THE EXERCISE
Transcribe all of the records precisely as they are presented.

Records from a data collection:
#####
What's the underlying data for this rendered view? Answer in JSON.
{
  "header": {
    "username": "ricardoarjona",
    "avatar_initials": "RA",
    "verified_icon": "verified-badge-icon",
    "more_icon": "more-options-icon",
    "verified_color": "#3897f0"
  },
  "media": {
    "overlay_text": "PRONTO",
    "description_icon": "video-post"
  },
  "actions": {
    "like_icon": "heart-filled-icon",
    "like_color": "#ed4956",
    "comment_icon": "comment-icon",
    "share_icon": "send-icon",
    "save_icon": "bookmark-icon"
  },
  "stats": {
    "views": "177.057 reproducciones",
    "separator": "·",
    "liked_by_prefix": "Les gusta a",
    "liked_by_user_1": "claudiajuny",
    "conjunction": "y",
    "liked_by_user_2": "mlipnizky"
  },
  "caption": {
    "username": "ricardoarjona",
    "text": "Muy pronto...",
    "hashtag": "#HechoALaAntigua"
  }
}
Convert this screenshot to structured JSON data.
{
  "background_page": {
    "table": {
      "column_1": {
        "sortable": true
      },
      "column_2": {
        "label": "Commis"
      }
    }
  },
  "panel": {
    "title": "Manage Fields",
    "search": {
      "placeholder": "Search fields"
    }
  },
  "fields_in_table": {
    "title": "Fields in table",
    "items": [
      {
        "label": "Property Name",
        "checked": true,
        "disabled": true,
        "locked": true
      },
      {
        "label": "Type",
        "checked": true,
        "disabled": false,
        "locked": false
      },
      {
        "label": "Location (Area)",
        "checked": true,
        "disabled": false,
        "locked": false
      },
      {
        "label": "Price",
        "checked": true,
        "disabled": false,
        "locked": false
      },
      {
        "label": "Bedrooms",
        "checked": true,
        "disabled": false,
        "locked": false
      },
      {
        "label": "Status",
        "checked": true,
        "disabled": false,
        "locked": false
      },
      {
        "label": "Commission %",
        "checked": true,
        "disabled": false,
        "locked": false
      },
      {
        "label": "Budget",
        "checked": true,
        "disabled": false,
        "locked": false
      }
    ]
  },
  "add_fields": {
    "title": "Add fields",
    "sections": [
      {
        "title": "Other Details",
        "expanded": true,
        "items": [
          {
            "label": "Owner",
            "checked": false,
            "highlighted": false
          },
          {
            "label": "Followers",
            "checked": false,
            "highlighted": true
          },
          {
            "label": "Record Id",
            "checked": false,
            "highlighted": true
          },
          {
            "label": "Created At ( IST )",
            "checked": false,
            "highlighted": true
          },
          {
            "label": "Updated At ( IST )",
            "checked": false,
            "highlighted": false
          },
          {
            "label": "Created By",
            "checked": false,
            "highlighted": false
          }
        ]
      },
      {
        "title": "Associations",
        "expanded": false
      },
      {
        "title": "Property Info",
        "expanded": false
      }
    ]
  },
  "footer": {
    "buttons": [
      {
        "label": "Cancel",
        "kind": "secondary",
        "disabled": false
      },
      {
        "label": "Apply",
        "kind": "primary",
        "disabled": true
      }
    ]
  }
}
#####
COMPLETE ANSWER
What's the underlying data for this rendered view? Answer in JSON.
{
  "header": {
    "username": "ricardoarjona",
    "avatar_initials": "RA",
    "verified_icon": "verified-badge-icon",
    "more_icon": "more-options-icon",
    "verified_color": "#3897f0"
  },
  "media": {
    "overlay_text": "PRONTO",
    "description_icon": "video-post"
  },
  "actions": {
    "like_icon": "heart-filled-icon",
    "like_color": "#ed4956",
    "comment_icon": "comment-icon",
    "share_icon": "send-icon",
    "save_icon": "bookmark-icon"
  },
  "stats": {
    "views": "177.057 reproducciones",
    "separator": "·",
    "liked_by_prefix": "Les gusta a",
    "liked_by_user_1": "claudiajuny",
    "conjunction": "y",
    "liked_by_user_2": "mlipnizky"
  },
  "caption": {
    "username": "ricardoarjona",
    "text": "Muy pronto...",
    "hashtag": "#HechoALaAntigua"
  }
}
Convert this screenshot to structured JSON data.
{
  "background_page": {
    "table": {
      "column_1": {
        "sortable": true
      },
      "column_2": {
        "label": "Commis"
      }
    }
  },
  "panel": {
    "title": "Manage Fields",
    "search": {
      "placeholder": "Search fields"
    }
  },
  "fields_in_table": {
    "title": "Fields in table",
    "items": [
      {
        "label": "Property Name",
        "checked": true,
        "disabled": true,
        "locked": true
      },
      {
        "label": "Type",
        "checked": true,
        "disabled": false,
        "locked": false
      },
      {
        "label": "Location (Area)",
        "checked": true,
        "disabled": false,
        "locked": false
      },
      {
        "label": "Price",
        "checked": true,
        "disabled": false,
        "locked": false
      },
      {
        "label": "Bedrooms",
        "checked": true,
        "disabled": false,
        "locked": false
      },
      {
        "label": "Status",
        "checked": true,
        "disabled": false,
        "locked": false
      },
      {
        "label": "Commission %",
        "checked": true,
        "disabled": false,
        "locked": false
      },
      {
        "label": "Budget",
        "checked": true,
        "disabled": false,
        "locked": false
      }
    ]
  },
  "add_fields": {
    "title": "Add fields",
    "sections": [
      {
        "title": "Other Details",
        "expanded": true,
        "items": [
          {
            "label": "Owner",
            "checked": false,
            "highlighted": false
          },
          {
            "label": "Followers",
            "checked": false,
            "highlighted": true
          },
          {
            "label": "Record Id",
            "checked": false,
            "highlighted": true
          },
          {
            "label": "Created At ( IST )",
            "checked": false,
            "highlighted": true
          },
          {
            "label": "Updated At ( IST )",
            "checked": false,
            "highlighted": false
          },
          {
            "label": "Created By",
            "checked": false,
            "highlighted": false
          }
        ]
      },
      {
        "title": "Associations",
        "expanded": false
      },
      {
        "title": "Property Info",
        "expanded": false
      }
    ]
  },
  "footer": {
    "buttons": [
      {
        "label": "Cancel",
        "kind": "secondary",
        "disabled": false
      },
      {
        "label": "Apply",
        "kind": "primary",
        "disabled": true
      }
    ]
  }
}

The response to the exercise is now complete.